* [Record list]

========

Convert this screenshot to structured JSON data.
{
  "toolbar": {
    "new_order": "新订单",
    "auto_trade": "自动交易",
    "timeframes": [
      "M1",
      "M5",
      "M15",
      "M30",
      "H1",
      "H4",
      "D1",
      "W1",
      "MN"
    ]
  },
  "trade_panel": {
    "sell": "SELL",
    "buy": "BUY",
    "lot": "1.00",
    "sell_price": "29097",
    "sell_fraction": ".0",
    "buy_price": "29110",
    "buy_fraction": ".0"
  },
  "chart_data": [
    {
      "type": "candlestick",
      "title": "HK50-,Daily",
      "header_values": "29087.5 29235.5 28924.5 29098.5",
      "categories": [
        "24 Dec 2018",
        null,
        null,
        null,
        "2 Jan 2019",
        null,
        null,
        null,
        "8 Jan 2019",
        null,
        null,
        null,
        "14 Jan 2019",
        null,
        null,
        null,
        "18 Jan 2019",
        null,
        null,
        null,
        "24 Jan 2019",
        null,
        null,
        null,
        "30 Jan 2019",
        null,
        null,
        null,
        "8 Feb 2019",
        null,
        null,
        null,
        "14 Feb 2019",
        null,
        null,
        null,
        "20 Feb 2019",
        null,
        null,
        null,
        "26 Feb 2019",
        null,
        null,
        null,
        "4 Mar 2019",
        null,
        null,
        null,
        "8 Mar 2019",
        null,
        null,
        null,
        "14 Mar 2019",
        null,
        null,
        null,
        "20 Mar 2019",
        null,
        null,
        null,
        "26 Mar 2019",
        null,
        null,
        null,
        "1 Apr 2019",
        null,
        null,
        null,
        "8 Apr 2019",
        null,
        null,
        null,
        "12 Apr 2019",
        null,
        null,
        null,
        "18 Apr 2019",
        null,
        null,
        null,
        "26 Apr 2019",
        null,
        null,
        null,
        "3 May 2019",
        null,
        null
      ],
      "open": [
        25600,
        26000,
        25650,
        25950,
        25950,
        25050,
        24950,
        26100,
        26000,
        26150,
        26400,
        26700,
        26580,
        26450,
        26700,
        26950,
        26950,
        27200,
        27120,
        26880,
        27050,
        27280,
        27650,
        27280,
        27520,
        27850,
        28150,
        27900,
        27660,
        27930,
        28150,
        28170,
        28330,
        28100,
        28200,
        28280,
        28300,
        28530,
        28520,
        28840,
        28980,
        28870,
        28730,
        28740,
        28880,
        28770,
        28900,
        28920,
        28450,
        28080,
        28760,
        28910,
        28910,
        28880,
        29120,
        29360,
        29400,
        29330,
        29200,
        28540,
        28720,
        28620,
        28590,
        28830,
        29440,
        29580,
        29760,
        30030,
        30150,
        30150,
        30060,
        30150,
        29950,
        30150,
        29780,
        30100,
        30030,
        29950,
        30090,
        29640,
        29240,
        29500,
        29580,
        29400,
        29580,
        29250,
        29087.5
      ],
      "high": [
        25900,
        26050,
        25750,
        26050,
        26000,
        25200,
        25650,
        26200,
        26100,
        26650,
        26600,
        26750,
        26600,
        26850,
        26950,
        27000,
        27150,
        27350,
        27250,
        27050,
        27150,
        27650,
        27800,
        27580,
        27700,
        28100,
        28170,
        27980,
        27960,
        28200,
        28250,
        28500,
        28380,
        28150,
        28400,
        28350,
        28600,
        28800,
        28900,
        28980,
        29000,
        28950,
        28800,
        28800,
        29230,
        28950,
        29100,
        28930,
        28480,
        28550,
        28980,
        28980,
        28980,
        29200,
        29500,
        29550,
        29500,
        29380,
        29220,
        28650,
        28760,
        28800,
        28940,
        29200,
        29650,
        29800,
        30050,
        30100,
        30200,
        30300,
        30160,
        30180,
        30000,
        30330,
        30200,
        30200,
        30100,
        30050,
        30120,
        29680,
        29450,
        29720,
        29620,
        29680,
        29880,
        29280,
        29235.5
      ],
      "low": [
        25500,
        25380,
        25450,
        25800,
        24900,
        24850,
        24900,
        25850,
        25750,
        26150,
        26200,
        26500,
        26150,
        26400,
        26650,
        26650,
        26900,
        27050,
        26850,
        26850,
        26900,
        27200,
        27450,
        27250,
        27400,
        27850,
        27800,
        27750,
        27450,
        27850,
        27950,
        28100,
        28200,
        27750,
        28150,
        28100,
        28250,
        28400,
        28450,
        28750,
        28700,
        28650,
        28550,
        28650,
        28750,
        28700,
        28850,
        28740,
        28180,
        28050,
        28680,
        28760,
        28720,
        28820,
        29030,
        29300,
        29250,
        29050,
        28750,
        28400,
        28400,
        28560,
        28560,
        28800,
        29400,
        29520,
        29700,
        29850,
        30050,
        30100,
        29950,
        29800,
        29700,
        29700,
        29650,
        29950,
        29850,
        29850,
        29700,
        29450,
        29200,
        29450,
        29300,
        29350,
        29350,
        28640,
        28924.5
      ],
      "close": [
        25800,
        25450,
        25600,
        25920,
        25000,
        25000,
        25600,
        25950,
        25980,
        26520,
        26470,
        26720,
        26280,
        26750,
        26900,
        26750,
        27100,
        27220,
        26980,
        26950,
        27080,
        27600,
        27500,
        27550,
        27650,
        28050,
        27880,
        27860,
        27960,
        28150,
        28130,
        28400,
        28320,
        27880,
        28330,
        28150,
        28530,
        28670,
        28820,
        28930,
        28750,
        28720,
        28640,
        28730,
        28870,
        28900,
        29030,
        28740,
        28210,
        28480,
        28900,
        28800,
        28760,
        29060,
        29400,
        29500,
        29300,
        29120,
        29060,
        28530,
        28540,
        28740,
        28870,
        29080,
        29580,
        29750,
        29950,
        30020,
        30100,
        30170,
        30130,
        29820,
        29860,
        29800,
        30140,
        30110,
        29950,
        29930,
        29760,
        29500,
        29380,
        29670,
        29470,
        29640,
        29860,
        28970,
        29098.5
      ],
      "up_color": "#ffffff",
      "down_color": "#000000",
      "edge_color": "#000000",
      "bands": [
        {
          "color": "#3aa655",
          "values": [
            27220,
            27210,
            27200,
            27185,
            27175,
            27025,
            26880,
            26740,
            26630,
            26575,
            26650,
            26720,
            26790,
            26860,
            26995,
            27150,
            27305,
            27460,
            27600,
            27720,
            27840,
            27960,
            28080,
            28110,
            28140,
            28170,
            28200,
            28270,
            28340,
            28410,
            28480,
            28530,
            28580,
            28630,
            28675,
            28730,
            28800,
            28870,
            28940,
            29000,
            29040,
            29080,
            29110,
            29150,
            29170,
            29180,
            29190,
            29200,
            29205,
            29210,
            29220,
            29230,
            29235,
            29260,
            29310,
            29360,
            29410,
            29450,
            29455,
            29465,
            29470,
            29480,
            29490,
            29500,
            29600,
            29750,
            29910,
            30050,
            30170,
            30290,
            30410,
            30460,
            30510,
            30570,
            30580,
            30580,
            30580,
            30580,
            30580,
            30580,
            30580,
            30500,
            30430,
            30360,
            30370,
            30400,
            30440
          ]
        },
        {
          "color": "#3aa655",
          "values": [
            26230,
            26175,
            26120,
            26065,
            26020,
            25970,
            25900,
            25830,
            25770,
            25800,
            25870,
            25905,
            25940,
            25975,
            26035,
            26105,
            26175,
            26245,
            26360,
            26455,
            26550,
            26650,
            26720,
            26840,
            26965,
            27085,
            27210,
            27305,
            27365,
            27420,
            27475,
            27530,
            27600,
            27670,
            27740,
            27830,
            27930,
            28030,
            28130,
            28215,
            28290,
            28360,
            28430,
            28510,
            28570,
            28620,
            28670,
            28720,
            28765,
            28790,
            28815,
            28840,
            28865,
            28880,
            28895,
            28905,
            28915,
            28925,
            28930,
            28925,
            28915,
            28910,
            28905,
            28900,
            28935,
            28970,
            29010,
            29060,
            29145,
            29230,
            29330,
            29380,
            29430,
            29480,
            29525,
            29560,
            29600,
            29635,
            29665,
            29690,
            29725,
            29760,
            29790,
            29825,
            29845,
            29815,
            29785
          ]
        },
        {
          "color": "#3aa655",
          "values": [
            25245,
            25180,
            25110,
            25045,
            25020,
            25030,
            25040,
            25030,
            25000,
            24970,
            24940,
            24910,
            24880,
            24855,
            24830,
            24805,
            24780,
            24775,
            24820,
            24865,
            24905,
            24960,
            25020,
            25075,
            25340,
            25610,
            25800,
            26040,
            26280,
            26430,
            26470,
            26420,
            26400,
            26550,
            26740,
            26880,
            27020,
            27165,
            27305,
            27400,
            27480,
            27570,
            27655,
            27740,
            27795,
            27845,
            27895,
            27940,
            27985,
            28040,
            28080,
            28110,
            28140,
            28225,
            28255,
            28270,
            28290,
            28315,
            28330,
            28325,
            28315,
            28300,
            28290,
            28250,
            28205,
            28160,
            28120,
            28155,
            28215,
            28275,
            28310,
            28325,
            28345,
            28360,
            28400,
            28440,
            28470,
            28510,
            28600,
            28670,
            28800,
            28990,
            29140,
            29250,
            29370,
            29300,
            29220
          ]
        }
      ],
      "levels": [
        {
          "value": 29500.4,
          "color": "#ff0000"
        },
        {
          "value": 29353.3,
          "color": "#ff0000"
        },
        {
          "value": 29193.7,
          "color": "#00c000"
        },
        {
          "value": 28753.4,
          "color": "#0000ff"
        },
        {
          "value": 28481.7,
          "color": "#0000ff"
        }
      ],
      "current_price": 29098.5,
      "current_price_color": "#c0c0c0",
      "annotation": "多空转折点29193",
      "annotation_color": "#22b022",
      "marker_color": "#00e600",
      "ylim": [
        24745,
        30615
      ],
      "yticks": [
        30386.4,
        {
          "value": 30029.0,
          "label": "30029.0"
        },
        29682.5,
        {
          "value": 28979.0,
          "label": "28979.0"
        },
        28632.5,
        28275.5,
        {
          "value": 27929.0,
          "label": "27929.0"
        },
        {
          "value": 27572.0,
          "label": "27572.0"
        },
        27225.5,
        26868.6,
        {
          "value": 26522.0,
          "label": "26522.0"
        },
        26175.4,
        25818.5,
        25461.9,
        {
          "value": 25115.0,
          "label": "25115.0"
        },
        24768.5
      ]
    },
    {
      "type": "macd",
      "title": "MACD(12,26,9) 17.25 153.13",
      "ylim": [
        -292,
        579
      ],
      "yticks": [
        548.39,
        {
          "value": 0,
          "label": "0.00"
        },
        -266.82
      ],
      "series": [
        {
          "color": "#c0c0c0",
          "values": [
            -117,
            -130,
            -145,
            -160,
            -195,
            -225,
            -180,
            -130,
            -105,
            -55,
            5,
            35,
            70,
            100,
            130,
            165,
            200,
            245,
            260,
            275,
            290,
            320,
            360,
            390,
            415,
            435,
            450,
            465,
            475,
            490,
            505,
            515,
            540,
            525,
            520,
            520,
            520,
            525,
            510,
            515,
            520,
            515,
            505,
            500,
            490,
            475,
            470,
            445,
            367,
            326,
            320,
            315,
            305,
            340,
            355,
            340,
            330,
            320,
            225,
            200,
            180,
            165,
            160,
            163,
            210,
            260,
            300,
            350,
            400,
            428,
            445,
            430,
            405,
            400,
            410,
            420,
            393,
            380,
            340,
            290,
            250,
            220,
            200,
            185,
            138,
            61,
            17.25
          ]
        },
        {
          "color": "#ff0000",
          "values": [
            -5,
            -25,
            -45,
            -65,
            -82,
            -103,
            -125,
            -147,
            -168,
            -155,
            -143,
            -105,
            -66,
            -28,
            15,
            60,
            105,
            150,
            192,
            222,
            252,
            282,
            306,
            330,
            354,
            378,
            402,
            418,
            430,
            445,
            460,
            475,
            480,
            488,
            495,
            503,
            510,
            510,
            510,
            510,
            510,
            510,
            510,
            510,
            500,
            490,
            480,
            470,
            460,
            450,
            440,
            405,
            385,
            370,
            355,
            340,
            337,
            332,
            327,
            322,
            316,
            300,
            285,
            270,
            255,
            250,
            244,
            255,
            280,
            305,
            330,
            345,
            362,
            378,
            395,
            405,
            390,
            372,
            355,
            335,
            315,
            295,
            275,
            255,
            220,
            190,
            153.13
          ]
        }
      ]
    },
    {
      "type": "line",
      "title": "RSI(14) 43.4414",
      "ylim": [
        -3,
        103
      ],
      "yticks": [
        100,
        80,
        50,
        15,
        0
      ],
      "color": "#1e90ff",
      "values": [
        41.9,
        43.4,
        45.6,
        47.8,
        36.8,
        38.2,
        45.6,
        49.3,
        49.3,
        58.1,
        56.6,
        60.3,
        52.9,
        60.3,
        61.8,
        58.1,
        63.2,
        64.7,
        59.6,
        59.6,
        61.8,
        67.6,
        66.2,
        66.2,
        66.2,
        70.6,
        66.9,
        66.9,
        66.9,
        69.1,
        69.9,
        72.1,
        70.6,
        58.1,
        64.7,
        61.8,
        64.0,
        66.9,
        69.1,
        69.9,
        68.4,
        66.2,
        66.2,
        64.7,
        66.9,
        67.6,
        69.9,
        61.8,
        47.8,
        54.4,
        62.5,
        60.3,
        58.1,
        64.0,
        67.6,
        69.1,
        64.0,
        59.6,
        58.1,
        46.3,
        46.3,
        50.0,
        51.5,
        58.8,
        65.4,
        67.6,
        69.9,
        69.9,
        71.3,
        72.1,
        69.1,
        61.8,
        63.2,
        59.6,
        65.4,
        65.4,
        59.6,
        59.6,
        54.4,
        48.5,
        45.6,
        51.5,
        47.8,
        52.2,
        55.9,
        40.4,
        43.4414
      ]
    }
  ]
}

========

* [Stated task]
Count every line of the records that holds "label". State the number, nothing else.

* [Output below]
7